= Beginning of Section =

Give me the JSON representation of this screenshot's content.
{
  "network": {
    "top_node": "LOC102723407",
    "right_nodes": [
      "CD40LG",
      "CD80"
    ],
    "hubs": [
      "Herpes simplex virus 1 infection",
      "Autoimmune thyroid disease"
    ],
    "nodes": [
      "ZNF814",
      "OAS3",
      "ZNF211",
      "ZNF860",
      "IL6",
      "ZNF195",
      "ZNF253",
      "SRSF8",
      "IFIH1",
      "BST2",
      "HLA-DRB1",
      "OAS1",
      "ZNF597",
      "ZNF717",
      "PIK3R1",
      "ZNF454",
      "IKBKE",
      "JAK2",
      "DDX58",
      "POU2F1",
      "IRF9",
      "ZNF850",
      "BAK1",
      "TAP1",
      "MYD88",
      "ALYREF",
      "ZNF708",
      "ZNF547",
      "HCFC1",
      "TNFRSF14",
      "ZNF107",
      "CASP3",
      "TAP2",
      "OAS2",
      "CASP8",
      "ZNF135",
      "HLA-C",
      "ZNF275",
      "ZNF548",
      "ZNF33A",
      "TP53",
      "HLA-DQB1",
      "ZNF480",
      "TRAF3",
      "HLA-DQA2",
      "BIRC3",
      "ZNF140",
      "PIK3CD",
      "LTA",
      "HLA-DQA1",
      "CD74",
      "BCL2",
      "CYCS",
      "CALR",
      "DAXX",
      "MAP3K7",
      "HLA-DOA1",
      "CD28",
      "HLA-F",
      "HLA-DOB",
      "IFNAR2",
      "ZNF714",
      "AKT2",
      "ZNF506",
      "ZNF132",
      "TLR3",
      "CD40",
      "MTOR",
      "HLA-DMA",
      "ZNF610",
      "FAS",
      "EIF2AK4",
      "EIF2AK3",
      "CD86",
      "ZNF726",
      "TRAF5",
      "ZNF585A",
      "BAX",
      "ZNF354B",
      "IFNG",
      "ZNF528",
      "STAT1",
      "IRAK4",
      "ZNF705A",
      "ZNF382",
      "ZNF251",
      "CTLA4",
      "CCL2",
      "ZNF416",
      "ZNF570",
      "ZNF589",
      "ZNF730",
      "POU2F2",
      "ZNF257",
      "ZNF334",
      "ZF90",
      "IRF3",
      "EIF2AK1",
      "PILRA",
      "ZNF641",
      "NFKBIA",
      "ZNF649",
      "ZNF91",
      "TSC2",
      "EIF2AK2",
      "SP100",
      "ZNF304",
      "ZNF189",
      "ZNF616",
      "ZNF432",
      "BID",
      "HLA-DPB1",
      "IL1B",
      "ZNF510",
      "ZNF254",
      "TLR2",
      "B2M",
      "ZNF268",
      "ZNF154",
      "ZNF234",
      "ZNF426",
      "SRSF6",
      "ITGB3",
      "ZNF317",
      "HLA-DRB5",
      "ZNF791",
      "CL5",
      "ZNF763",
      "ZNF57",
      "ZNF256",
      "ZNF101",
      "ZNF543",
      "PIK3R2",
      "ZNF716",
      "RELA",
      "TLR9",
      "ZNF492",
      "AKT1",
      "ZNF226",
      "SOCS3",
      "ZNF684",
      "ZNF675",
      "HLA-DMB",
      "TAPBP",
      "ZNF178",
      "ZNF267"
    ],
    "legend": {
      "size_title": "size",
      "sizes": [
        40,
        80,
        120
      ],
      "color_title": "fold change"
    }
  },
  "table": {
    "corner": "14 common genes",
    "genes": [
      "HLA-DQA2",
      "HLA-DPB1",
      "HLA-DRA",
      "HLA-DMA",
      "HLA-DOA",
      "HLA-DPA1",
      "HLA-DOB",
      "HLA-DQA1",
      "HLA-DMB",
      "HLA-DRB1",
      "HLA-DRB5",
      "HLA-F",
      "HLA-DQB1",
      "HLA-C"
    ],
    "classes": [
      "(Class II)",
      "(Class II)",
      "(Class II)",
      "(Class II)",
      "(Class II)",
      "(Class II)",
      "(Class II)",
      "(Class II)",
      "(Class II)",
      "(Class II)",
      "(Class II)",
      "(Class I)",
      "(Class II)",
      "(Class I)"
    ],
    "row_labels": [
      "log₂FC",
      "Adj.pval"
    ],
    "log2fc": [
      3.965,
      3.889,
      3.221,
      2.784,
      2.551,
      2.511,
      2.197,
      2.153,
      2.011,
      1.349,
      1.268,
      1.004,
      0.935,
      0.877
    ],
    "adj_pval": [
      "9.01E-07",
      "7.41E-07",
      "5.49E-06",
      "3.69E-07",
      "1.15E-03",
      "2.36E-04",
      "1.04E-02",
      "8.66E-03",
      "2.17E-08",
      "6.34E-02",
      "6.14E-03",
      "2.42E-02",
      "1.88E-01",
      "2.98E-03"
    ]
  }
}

= End of Section =

* [Task instructions]: Reproduce all data above, unchanged.

* [Solution]:
Give me the JSON representation of this screenshot's content.
{
  "network": {
    "top_node": "LOC102723407",
    "right_nodes": [
      "CD40LG",
      "CD80"
    ],
    "hubs": [
      "Herpes simplex virus 1 infection",
      "Autoimmune thyroid disease"
    ],
    "nodes": [
      "ZNF814",
      "OAS3",
      "ZNF211",
      "ZNF860",
      "IL6",
      "ZNF195",
      "ZNF253",
      "SRSF8",
      "IFIH1",
      "BST2",
      "HLA-DRB1",
      "OAS1",
      "ZNF597",
      "ZNF717",
      "PIK3R1",
      "ZNF454",
      "IKBKE",
      "JAK2",
      "DDX58",
      "POU2F1",
      "IRF9",
      "ZNF850",
      "BAK1",
      "TAP1",
      "MYD88",
      "ALYREF",
      "ZNF708",
      "ZNF547",
      "HCFC1",
      "TNFRSF14",
      "ZNF107",
      "CASP3",
      "TAP2",
      "OAS2",
      "CASP8",
      "ZNF135",
      "HLA-C",
      "ZNF275",
      "ZNF548",
      "ZNF33A",
      "TP53",
      "HLA-DQB1",
      "ZNF480",
      "TRAF3",
      "HLA-DQA2",
      "BIRC3",
      "ZNF140",
      "PIK3CD",
      "LTA",
      "HLA-DQA1",
      "CD74",
      "BCL2",
      "CYCS",
      "CALR",
      "DAXX",
      "MAP3K7",
      "HLA-DOA1",
      "CD28",
      "HLA-F",
      "HLA-DOB",
      "IFNAR2",
      "ZNF714",
      "AKT2",
      "ZNF506",
      "ZNF132",
      "TLR3",
      "CD40",
      "MTOR",
      "HLA-DMA",
      "ZNF610",
      "FAS",
      "EIF2AK4",
      "EIF2AK3",
      "CD86",
      "ZNF726",
      "TRAF5",
      "ZNF585A",
      "BAX",
      "ZNF354B",
      "IFNG",
      "ZNF528",
      "STAT1",
      "IRAK4",
      "ZNF705A",
      "ZNF382",
      "ZNF251",
      "CTLA4",
      "CCL2",
      "ZNF416",
      "ZNF570",
      "ZNF589",
      "ZNF730",
      "POU2F2",
      "ZNF257",
      "ZNF334",
      "ZF90",
      "IRF3",
      "EIF2AK1",
      "PILRA",
      "ZNF641",
      "NFKBIA",
      "ZNF649",
      "ZNF91",
      "TSC2",
      "EIF2AK2",
      "SP100",
      "ZNF304",
      "ZNF189",
      "ZNF616",
      "ZNF432",
      "BID",
      "HLA-DPB1",
      "IL1B",
      "ZNF510",
      "ZNF254",
      "TLR2",
      "B2M",
      "ZNF268",
      "ZNF154",
      "ZNF234",
      "ZNF426",
      "SRSF6",
      "ITGB3",
      "ZNF317",
      "HLA-DRB5",
      "ZNF791",
      "CL5",
      "ZNF763",
      "ZNF57",
      "ZNF256",
      "ZNF101",
      "ZNF543",
      "PIK3R2",
      "ZNF716",
      "RELA",
      "TLR9",
      "ZNF492",
      "AKT1",
      "ZNF226",
      "SOCS3",
      "ZNF684",
      "ZNF675",
      "HLA-DMB",
      "TAPBP",
      "ZNF178",
      "ZNF267"
    ],
    "legend": {
      "size_title": "size",
      "sizes": [
        40,
        80,
        120
      ],
      "color_title": "fold change"
    }
  },
  "table": {
    "corner": "14 common genes",
    "genes": [
      "HLA-DQA2",
      "HLA-DPB1",
      "HLA-DRA",
      "HLA-DMA",
      "HLA-DOA",
      "HLA-DPA1",
      "HLA-DOB",
      "HLA-DQA1",
      "HLA-DMB",
      "HLA-DRB1",
      "HLA-DRB5",
      "HLA-F",
      "HLA-DQB1",
      "HLA-C"
    ],
    "classes": [
      "(Class II)",
      "(Class II)",
      "(Class II)",
      "(Class II)",
      "(Class II)",
      "(Class II)",
      "(Class II)",
      "(Class II)",
      "(Class II)",
      "(Class II)",
      "(Class II)",
      "(Class I)",
      "(Class II)",
      "(Class I)"
    ],
    "row_labels": [
      "log₂FC",
      "Adj.pval"
    ],
    "log2fc": [
      3.965,
      3.889,
      3.221,
      2.784,
      2.551,
      2.511,
      2.197,
      2.153,
      2.011,
      1.349,
      1.268,
      1.004,
      0.935,
      0.877
    ],
    "adj_pval": [
      "9.01E-07",
      "7.41E-07",
      "5.49E-06",
      "3.69E-07",
      "1.15E-03",
      "2.36E-04",
      "1.04E-02",
      "8.66E-03",
      "2.17E-08",
      "6.34E-02",
      "6.14E-03",
      "2.42E-02",
      "1.88E-01",
      "2.98E-03"
    ]
  }
}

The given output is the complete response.